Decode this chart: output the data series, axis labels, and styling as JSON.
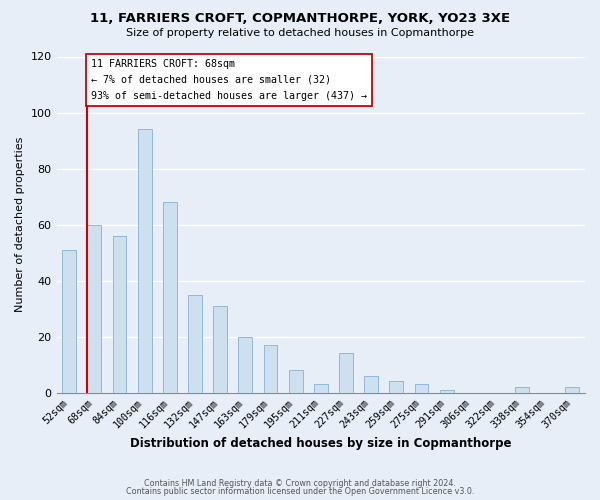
{
  "title1": "11, FARRIERS CROFT, COPMANTHORPE, YORK, YO23 3XE",
  "title2": "Size of property relative to detached houses in Copmanthorpe",
  "xlabel": "Distribution of detached houses by size in Copmanthorpe",
  "ylabel": "Number of detached properties",
  "footer1": "Contains HM Land Registry data © Crown copyright and database right 2024.",
  "footer2": "Contains public sector information licensed under the Open Government Licence v3.0.",
  "bar_labels": [
    "52sqm",
    "68sqm",
    "84sqm",
    "100sqm",
    "116sqm",
    "132sqm",
    "147sqm",
    "163sqm",
    "179sqm",
    "195sqm",
    "211sqm",
    "227sqm",
    "243sqm",
    "259sqm",
    "275sqm",
    "291sqm",
    "306sqm",
    "322sqm",
    "338sqm",
    "354sqm",
    "370sqm"
  ],
  "bar_values": [
    51,
    60,
    56,
    94,
    68,
    35,
    31,
    20,
    17,
    8,
    3,
    14,
    6,
    4,
    3,
    1,
    0,
    0,
    2,
    0,
    2
  ],
  "bar_color": "#cce0f0",
  "bar_edge_color": "#92b8d8",
  "bg_color": "#e8eef8",
  "vline_x_index": 1,
  "vline_color": "#cc0000",
  "annotation_title": "11 FARRIERS CROFT: 68sqm",
  "annotation_line1": "← 7% of detached houses are smaller (32)",
  "annotation_line2": "93% of semi-detached houses are larger (437) →",
  "annotation_box_color": "#ffffff",
  "annotation_box_edge": "#cc0000",
  "ylim": [
    0,
    120
  ],
  "yticks": [
    0,
    20,
    40,
    60,
    80,
    100,
    120
  ]
}
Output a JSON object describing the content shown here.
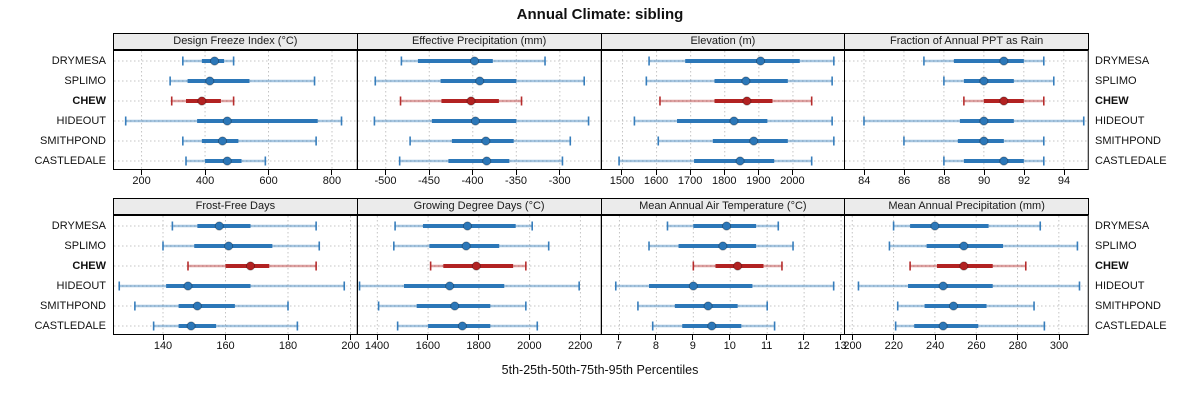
{
  "title": "Annual Climate: sibling",
  "caption": "5th-25th-50th-75th-95th Percentiles",
  "sites": [
    "DRYMESA",
    "SPLIMO",
    "CHEW",
    "HIDEOUT",
    "SMITHPOND",
    "CASTLEDALE"
  ],
  "highlight_site": "CHEW",
  "colors": {
    "series": "#2C77B8",
    "highlight": "#B22222",
    "grid": "#C4C4C4",
    "header_bg": "#EBEBEB",
    "border": "#000000"
  },
  "chart_data": {
    "type": "dotplot-percentiles",
    "suptitle": "Annual Climate: sibling",
    "xlabel": "5th-25th-50th-75th-95th Percentiles",
    "percentile_levels": [
      5,
      25,
      50,
      75,
      95
    ],
    "legend_position": "none",
    "grid": "dotted",
    "layout": "2 rows x 4 columns",
    "categories": [
      "DRYMESA",
      "SPLIMO",
      "CHEW",
      "HIDEOUT",
      "SMITHPOND",
      "CASTLEDALE"
    ],
    "panels": [
      {
        "title": "Design Freeze Index (°C)",
        "xlim": [
          110,
          878
        ],
        "ticks": [
          200,
          400,
          600,
          800
        ],
        "series": [
          {
            "name": "DRYMESA",
            "values": [
              330,
              390,
              430,
              460,
              490
            ]
          },
          {
            "name": "SPLIMO",
            "values": [
              290,
              345,
              415,
              540,
              745
            ]
          },
          {
            "name": "CHEW",
            "values": [
              295,
              340,
              390,
              450,
              490
            ]
          },
          {
            "name": "HIDEOUT",
            "values": [
              150,
              375,
              470,
              755,
              830
            ]
          },
          {
            "name": "SMITHPOND",
            "values": [
              330,
              390,
              455,
              505,
              750
            ]
          },
          {
            "name": "CASTLEDALE",
            "values": [
              340,
              400,
              470,
              515,
              590
            ]
          }
        ]
      },
      {
        "title": "Effective Precipitation (mm)",
        "xlim": [
          -533,
          -253
        ],
        "ticks": [
          -500,
          -450,
          -400,
          -350,
          -300
        ],
        "series": [
          {
            "name": "DRYMESA",
            "values": [
              -482,
              -463,
              -398,
              -377,
              -317
            ]
          },
          {
            "name": "SPLIMO",
            "values": [
              -512,
              -437,
              -392,
              -350,
              -272
            ]
          },
          {
            "name": "CHEW",
            "values": [
              -483,
              -436,
              -402,
              -370,
              -344
            ]
          },
          {
            "name": "HIDEOUT",
            "values": [
              -513,
              -447,
              -397,
              -350,
              -267
            ]
          },
          {
            "name": "SMITHPOND",
            "values": [
              -472,
              -424,
              -385,
              -353,
              -288
            ]
          },
          {
            "name": "CASTLEDALE",
            "values": [
              -484,
              -428,
              -384,
              -358,
              -297
            ]
          }
        ]
      },
      {
        "title": "Elevation (m)",
        "xlim": [
          1437,
          2152
        ],
        "ticks": [
          1500,
          1600,
          1700,
          1800,
          1900,
          2000
        ],
        "series": [
          {
            "name": "DRYMESA",
            "values": [
              1578,
              1684,
              1905,
              2020,
              2120
            ]
          },
          {
            "name": "SPLIMO",
            "values": [
              1570,
              1770,
              1862,
              1985,
              2115
            ]
          },
          {
            "name": "CHEW",
            "values": [
              1610,
              1770,
              1865,
              1940,
              2055
            ]
          },
          {
            "name": "HIDEOUT",
            "values": [
              1535,
              1660,
              1827,
              1925,
              2115
            ]
          },
          {
            "name": "SMITHPOND",
            "values": [
              1605,
              1765,
              1885,
              1985,
              2120
            ]
          },
          {
            "name": "CASTLEDALE",
            "values": [
              1490,
              1710,
              1845,
              1945,
              2055
            ]
          }
        ]
      },
      {
        "title": "Fraction of Annual PPT as Rain",
        "xlim": [
          83.0,
          95.2
        ],
        "ticks": [
          84,
          86,
          88,
          90,
          92,
          94
        ],
        "series": [
          {
            "name": "DRYMESA",
            "values": [
              87,
              88.5,
              91,
              92,
              93
            ]
          },
          {
            "name": "SPLIMO",
            "values": [
              88,
              89,
              90,
              91.5,
              93.5
            ]
          },
          {
            "name": "CHEW",
            "values": [
              89,
              90,
              91,
              92,
              93
            ]
          },
          {
            "name": "HIDEOUT",
            "values": [
              84,
              88.8,
              90,
              91.5,
              95
            ]
          },
          {
            "name": "SMITHPOND",
            "values": [
              86,
              88.7,
              90,
              91,
              93
            ]
          },
          {
            "name": "CASTLEDALE",
            "values": [
              88,
              89,
              91,
              92,
              93
            ]
          }
        ]
      },
      {
        "title": "Frost-Free Days",
        "xlim": [
          124,
          202
        ],
        "ticks": [
          140,
          160,
          180,
          200
        ],
        "series": [
          {
            "name": "DRYMESA",
            "values": [
              143,
              151,
              158,
              168,
              189
            ]
          },
          {
            "name": "SPLIMO",
            "values": [
              140,
              150,
              161,
              175,
              190
            ]
          },
          {
            "name": "CHEW",
            "values": [
              148,
              160,
              168,
              174,
              189
            ]
          },
          {
            "name": "HIDEOUT",
            "values": [
              126,
              141,
              148,
              168,
              198
            ]
          },
          {
            "name": "SMITHPOND",
            "values": [
              131,
              145,
              151,
              163,
              180
            ]
          },
          {
            "name": "CASTLEDALE",
            "values": [
              137,
              145,
              149,
              157,
              183
            ]
          }
        ]
      },
      {
        "title": "Growing Degree Days (°C)",
        "xlim": [
          1320,
          2280
        ],
        "ticks": [
          1400,
          1600,
          1800,
          2000,
          2200
        ],
        "series": [
          {
            "name": "DRYMESA",
            "values": [
              1470,
              1580,
              1755,
              1945,
              2010
            ]
          },
          {
            "name": "SPLIMO",
            "values": [
              1465,
              1605,
              1750,
              1880,
              2075
            ]
          },
          {
            "name": "CHEW",
            "values": [
              1610,
              1660,
              1790,
              1935,
              1985
            ]
          },
          {
            "name": "HIDEOUT",
            "values": [
              1330,
              1505,
              1685,
              1900,
              2195
            ]
          },
          {
            "name": "SMITHPOND",
            "values": [
              1405,
              1555,
              1705,
              1845,
              1985
            ]
          },
          {
            "name": "CASTLEDALE",
            "values": [
              1480,
              1600,
              1735,
              1845,
              2030
            ]
          }
        ]
      },
      {
        "title": "Mean Annual Air Temperature (°C)",
        "xlim": [
          6.5,
          13.1
        ],
        "ticks": [
          7,
          8,
          9,
          10,
          11,
          12,
          13
        ],
        "series": [
          {
            "name": "DRYMESA",
            "values": [
              8.3,
              9.0,
              9.9,
              10.7,
              11.3
            ]
          },
          {
            "name": "SPLIMO",
            "values": [
              7.8,
              8.6,
              9.8,
              10.7,
              11.7
            ]
          },
          {
            "name": "CHEW",
            "values": [
              9.0,
              9.6,
              10.2,
              10.9,
              11.4
            ]
          },
          {
            "name": "HIDEOUT",
            "values": [
              6.9,
              7.8,
              9.0,
              10.6,
              12.8
            ]
          },
          {
            "name": "SMITHPOND",
            "values": [
              7.5,
              8.5,
              9.4,
              10.2,
              11.0
            ]
          },
          {
            "name": "CASTLEDALE",
            "values": [
              7.9,
              8.7,
              9.5,
              10.3,
              11.2
            ]
          }
        ]
      },
      {
        "title": "Mean Annual Precipitation (mm)",
        "xlim": [
          196,
          314
        ],
        "ticks": [
          200,
          220,
          240,
          260,
          280,
          300
        ],
        "series": [
          {
            "name": "DRYMESA",
            "values": [
              220,
              228,
              240,
              266,
              291
            ]
          },
          {
            "name": "SPLIMO",
            "values": [
              218,
              236,
              254,
              273,
              309
            ]
          },
          {
            "name": "CHEW",
            "values": [
              228,
              241,
              254,
              268,
              284
            ]
          },
          {
            "name": "HIDEOUT",
            "values": [
              203,
              227,
              244,
              268,
              310
            ]
          },
          {
            "name": "SMITHPOND",
            "values": [
              222,
              235,
              249,
              265,
              288
            ]
          },
          {
            "name": "CASTLEDALE",
            "values": [
              221,
              230,
              244,
              261,
              293
            ]
          }
        ]
      }
    ]
  }
}
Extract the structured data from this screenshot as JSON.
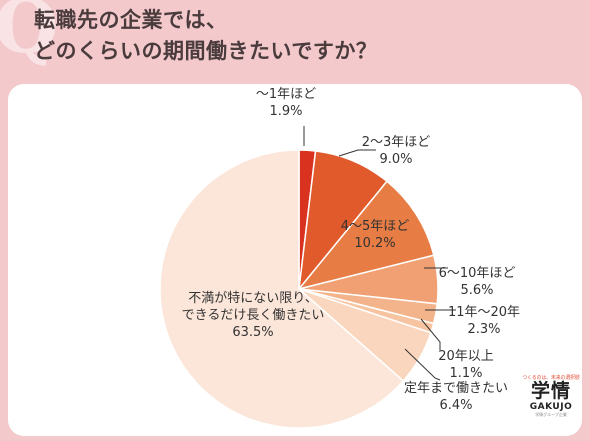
{
  "header": {
    "title_line1": "転職先の企業では、",
    "title_line2": "どのくらいの期間働きたいですか？"
  },
  "logo": {
    "tagline": "つくるのは、未来の選択肢",
    "kanji": "学情",
    "roman": "GAKUJO",
    "sub": "学情グループ企業"
  },
  "colors": {
    "background": "#f3c9cc",
    "card": "#ffffff",
    "title_text": "#4a3b3c",
    "label_text": "#333333"
  },
  "chart_data": {
    "type": "pie",
    "title": "",
    "start_angle_deg": 0,
    "direction": "clockwise",
    "slices": [
      {
        "label": "〜1年ほど",
        "value": 1.9,
        "display": "1.9%",
        "color": "#d9331f"
      },
      {
        "label": "2〜3年ほど",
        "value": 9.0,
        "display": "9.0%",
        "color": "#e05a2c"
      },
      {
        "label": "4〜5年ほど",
        "value": 10.2,
        "display": "10.2%",
        "color": "#e77c44"
      },
      {
        "label": "6〜10年ほど",
        "value": 5.6,
        "display": "5.6%",
        "color": "#f0a072"
      },
      {
        "label": "11年〜20年",
        "value": 2.3,
        "display": "2.3%",
        "color": "#f3b48b"
      },
      {
        "label": "20年以上",
        "value": 1.1,
        "display": "1.1%",
        "color": "#f6c4a1"
      },
      {
        "label": "定年まで働きたい",
        "value": 6.4,
        "display": "6.4%",
        "color": "#f9d6bd"
      },
      {
        "label": "不満が特にない限り、\nできるだけ長く働きたい",
        "value": 63.5,
        "display": "63.5%",
        "color": "#fbe6d9"
      }
    ]
  }
}
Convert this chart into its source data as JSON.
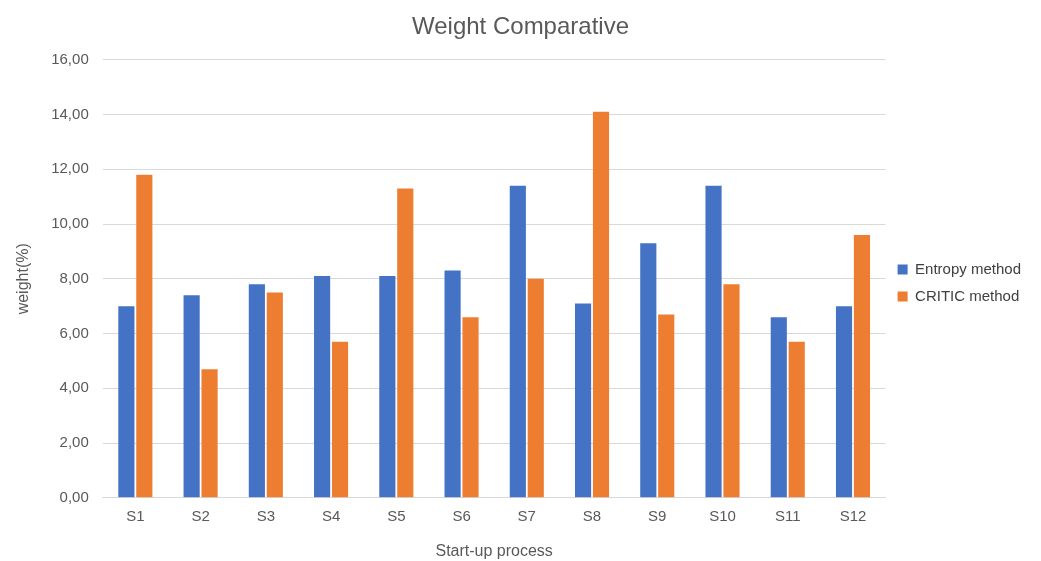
{
  "chart_data": {
    "type": "bar",
    "title": "Weight Comparative",
    "xlabel": "Start-up process",
    "ylabel": "weight(%)",
    "categories": [
      "S1",
      "S2",
      "S3",
      "S4",
      "S5",
      "S6",
      "S7",
      "S8",
      "S9",
      "S10",
      "S11",
      "S12"
    ],
    "series": [
      {
        "name": "Entropy method",
        "color": "#4472c4",
        "values": [
          7.0,
          7.4,
          7.8,
          8.1,
          8.1,
          8.3,
          11.4,
          7.1,
          9.3,
          11.4,
          6.6,
          7.0
        ]
      },
      {
        "name": "CRITIC method",
        "color": "#ed7d31",
        "values": [
          11.8,
          4.7,
          7.5,
          5.7,
          11.3,
          6.6,
          8.0,
          14.1,
          6.7,
          7.8,
          5.7,
          9.6
        ]
      }
    ],
    "ylim": [
      0,
      16
    ],
    "yticks": [
      {
        "value": 0,
        "label": "0,00"
      },
      {
        "value": 2,
        "label": "2,00"
      },
      {
        "value": 4,
        "label": "4,00"
      },
      {
        "value": 6,
        "label": "6,00"
      },
      {
        "value": 8,
        "label": "8,00"
      },
      {
        "value": 10,
        "label": "10,00"
      },
      {
        "value": 12,
        "label": "12,00"
      },
      {
        "value": 14,
        "label": "14,00"
      },
      {
        "value": 16,
        "label": "16,00"
      }
    ],
    "grid": "y",
    "legend": "right"
  }
}
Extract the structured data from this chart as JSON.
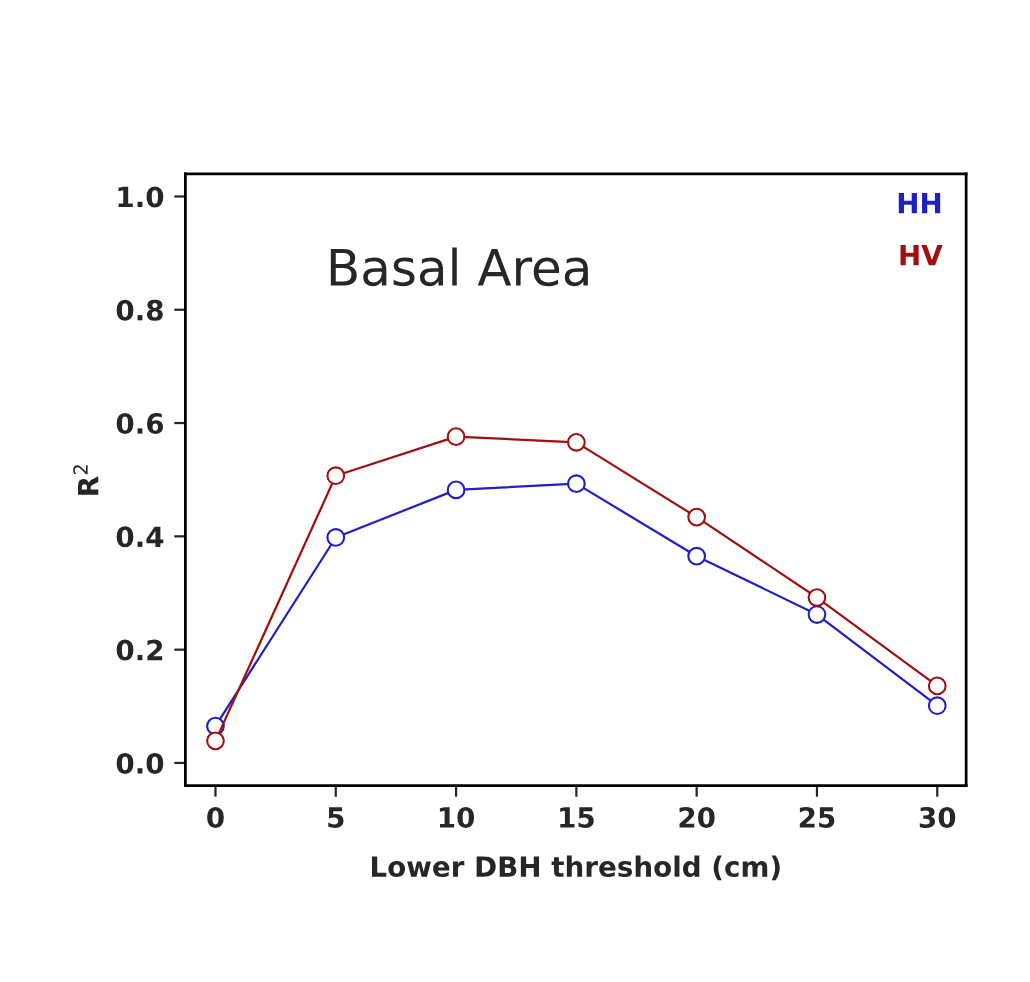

# [What to work on]
Count every line bearing the word "Extract"; report the total only.

# [Full answer]
2